Challenge. Copy out each line in the material below that has the word "مظعون".

Extracted records.

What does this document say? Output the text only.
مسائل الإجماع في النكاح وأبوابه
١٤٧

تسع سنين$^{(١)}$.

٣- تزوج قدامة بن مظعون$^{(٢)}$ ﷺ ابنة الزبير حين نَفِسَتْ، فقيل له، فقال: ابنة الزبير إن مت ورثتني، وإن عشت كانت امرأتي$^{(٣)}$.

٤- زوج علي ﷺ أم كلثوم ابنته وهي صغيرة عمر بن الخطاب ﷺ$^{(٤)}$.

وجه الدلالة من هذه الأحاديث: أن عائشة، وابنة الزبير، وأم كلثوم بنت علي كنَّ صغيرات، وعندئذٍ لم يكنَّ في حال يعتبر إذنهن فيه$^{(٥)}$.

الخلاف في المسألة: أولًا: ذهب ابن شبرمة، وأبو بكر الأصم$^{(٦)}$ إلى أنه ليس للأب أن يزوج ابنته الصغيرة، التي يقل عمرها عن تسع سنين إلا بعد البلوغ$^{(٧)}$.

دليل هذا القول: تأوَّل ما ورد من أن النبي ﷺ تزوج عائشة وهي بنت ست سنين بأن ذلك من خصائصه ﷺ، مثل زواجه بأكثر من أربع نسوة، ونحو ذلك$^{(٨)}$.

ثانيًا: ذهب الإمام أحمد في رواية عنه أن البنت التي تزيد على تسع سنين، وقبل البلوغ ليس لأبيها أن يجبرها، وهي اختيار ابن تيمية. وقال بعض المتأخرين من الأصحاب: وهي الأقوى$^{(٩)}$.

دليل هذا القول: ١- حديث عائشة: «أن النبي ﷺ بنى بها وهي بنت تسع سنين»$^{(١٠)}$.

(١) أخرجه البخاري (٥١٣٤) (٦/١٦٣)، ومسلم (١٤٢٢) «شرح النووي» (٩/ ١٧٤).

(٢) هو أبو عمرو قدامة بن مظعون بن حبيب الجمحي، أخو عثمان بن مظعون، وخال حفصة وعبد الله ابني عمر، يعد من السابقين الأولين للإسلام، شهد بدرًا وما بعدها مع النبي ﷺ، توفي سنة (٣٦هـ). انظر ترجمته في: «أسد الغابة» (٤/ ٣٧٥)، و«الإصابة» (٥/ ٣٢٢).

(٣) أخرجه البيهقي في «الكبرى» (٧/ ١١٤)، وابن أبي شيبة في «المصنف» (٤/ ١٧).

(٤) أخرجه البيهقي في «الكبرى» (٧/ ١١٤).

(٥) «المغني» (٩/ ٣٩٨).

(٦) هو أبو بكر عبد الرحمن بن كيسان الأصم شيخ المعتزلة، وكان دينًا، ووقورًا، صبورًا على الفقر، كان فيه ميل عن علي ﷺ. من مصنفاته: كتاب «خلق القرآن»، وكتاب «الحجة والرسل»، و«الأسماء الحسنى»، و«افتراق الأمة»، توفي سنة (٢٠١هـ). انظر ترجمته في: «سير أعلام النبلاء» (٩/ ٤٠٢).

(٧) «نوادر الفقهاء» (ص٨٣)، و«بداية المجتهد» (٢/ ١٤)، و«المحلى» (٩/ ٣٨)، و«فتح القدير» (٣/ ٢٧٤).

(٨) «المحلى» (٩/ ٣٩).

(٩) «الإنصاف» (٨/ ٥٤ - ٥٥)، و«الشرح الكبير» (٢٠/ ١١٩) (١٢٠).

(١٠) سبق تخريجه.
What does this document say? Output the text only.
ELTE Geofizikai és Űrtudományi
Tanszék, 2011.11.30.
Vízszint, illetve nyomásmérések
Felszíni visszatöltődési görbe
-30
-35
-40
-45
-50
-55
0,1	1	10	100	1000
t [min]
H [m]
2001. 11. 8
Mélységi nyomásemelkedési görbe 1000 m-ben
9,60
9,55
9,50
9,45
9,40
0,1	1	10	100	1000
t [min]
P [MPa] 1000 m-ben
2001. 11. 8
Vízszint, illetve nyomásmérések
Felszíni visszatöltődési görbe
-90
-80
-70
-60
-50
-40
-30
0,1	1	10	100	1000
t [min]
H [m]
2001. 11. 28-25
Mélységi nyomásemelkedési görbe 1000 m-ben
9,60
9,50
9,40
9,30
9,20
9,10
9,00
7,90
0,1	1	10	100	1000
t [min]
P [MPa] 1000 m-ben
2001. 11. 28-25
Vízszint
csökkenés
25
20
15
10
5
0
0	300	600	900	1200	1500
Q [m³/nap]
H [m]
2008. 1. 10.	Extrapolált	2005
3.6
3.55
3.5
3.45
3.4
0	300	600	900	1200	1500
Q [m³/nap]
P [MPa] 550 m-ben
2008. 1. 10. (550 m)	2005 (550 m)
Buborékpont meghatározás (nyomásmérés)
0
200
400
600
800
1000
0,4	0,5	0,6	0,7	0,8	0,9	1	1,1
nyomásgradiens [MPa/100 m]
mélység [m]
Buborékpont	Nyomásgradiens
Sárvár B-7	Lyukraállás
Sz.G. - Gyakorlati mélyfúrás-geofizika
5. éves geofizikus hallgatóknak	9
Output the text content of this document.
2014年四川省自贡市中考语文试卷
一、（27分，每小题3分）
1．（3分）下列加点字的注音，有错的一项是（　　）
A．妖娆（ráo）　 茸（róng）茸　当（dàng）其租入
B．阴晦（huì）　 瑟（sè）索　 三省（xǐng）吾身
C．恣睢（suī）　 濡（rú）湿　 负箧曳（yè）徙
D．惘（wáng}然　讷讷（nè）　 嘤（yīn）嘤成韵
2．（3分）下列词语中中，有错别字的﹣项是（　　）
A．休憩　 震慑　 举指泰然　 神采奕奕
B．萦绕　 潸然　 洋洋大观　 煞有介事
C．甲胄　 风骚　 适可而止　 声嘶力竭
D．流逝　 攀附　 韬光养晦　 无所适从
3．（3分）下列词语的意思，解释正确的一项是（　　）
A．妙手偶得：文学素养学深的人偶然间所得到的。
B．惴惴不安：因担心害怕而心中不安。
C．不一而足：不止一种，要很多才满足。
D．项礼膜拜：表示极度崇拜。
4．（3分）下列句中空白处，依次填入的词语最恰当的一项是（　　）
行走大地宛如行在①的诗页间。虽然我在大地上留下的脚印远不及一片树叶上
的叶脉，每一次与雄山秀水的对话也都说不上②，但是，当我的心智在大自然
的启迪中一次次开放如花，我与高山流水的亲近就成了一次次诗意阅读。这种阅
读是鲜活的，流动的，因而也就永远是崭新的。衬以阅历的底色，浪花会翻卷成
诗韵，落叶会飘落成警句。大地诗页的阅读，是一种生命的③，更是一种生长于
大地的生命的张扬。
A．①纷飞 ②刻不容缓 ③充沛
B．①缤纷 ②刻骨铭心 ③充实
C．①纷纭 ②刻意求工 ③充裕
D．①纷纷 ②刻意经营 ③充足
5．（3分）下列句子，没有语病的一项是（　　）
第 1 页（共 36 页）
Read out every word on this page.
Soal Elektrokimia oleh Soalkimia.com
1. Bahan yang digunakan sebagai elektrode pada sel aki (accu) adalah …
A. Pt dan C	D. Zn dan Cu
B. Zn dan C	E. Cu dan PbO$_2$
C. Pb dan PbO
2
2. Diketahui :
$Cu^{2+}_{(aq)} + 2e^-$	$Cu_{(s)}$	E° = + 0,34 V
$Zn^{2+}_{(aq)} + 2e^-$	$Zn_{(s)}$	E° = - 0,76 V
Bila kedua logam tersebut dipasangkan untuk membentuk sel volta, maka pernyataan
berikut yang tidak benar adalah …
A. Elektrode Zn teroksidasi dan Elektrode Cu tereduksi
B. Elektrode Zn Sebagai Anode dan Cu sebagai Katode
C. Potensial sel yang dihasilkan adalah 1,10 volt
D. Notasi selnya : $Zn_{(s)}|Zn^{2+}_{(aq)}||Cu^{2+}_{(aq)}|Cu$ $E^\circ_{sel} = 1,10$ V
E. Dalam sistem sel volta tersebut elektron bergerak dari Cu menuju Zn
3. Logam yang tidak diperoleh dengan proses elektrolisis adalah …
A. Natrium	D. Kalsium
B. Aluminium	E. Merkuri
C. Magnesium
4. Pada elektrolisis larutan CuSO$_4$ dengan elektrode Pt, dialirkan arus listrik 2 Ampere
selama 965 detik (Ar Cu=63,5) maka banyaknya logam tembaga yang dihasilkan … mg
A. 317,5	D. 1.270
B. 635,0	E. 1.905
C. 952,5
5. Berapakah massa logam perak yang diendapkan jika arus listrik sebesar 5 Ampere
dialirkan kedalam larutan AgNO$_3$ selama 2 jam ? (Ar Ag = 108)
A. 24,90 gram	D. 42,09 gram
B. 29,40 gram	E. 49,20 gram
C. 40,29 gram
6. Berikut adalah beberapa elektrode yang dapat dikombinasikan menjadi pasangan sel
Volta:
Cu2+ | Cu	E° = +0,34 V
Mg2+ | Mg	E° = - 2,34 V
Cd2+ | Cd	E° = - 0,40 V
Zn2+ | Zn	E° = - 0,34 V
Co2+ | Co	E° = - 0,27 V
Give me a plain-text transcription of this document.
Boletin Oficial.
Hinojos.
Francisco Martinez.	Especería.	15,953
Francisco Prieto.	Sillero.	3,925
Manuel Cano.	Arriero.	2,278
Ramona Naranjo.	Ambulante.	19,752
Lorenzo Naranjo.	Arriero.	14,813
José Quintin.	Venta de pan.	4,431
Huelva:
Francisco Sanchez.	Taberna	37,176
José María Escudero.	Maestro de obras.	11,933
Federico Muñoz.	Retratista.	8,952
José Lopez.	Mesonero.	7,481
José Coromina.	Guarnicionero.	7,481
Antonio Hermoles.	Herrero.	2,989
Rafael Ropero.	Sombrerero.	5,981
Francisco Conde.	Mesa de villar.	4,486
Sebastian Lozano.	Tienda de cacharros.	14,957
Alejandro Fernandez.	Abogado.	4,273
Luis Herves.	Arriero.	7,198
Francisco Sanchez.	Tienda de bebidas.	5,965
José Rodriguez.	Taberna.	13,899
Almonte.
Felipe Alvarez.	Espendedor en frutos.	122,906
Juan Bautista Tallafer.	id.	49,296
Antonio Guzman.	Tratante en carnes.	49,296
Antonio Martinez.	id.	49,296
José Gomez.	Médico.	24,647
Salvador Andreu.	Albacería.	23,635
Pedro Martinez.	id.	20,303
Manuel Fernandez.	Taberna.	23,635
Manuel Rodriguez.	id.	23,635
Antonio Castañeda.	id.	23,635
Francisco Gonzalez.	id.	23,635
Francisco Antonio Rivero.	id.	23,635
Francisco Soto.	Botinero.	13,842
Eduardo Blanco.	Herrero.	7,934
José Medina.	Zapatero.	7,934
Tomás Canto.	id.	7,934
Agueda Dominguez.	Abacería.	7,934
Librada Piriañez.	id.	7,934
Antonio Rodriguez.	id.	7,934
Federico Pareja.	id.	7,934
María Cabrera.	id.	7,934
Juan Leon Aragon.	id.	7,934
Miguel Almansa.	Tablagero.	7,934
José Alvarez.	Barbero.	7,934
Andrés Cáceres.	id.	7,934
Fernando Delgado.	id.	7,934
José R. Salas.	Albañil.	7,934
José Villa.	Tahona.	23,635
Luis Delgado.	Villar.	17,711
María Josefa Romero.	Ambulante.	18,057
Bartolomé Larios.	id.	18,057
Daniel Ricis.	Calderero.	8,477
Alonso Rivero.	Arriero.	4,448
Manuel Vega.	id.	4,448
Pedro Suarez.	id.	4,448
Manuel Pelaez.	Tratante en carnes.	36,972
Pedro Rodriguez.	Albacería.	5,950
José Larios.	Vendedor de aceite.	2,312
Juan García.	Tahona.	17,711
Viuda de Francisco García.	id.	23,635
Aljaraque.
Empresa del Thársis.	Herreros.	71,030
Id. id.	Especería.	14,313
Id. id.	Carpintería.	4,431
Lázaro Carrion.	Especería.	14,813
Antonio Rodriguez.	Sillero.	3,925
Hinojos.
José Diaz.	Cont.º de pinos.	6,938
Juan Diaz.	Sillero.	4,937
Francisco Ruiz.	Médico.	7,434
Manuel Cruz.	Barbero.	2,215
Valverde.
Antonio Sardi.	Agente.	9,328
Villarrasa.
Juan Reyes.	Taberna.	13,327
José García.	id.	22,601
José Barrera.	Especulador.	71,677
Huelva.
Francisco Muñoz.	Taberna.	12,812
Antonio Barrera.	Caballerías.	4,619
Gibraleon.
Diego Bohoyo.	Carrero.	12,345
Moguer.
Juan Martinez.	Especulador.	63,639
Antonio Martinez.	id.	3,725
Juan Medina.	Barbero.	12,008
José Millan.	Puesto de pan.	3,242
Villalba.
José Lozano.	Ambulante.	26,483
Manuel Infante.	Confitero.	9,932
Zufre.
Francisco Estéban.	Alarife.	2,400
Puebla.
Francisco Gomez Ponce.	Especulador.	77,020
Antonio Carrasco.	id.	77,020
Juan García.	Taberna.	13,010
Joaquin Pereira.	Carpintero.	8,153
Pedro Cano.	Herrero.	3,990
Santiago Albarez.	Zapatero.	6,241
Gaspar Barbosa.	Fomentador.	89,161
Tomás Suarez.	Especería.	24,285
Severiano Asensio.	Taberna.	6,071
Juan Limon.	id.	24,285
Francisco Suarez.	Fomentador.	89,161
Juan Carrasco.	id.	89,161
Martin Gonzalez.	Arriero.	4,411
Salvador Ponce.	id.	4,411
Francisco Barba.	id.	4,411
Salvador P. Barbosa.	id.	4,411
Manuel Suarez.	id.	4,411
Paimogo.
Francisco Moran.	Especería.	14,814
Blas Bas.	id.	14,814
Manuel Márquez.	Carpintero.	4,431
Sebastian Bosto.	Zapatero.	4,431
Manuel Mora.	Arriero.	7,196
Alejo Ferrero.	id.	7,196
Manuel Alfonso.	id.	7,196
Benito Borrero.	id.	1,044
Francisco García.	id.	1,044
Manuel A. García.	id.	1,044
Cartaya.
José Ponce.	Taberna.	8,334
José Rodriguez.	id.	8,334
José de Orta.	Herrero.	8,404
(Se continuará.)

Task output.
٣- تزوج قدامة بن مظعون$^{(٢)}$ ﷺ ابنة الزبير حين نَفِسَتْ، فقيل له، فقال: ابنة الزبير إن مت ورثتني، وإن عشت كانت امرأتي$^{(٣)}$.
(٢) هو أبو عمرو قدامة بن مظعون بن حبيب الجمحي، أخو عثمان بن مظعون، وخال حفصة وعبد الله ابني عمر، يعد من السابقين الأولين للإسلام، شهد بدرًا وما بعدها مع النبي ﷺ، توفي سنة (٣٦هـ). انظر ترجمته في: «أسد الغابة» (٤/ ٣٧٥)، و«الإصابة» (٥/ ٣٢٢).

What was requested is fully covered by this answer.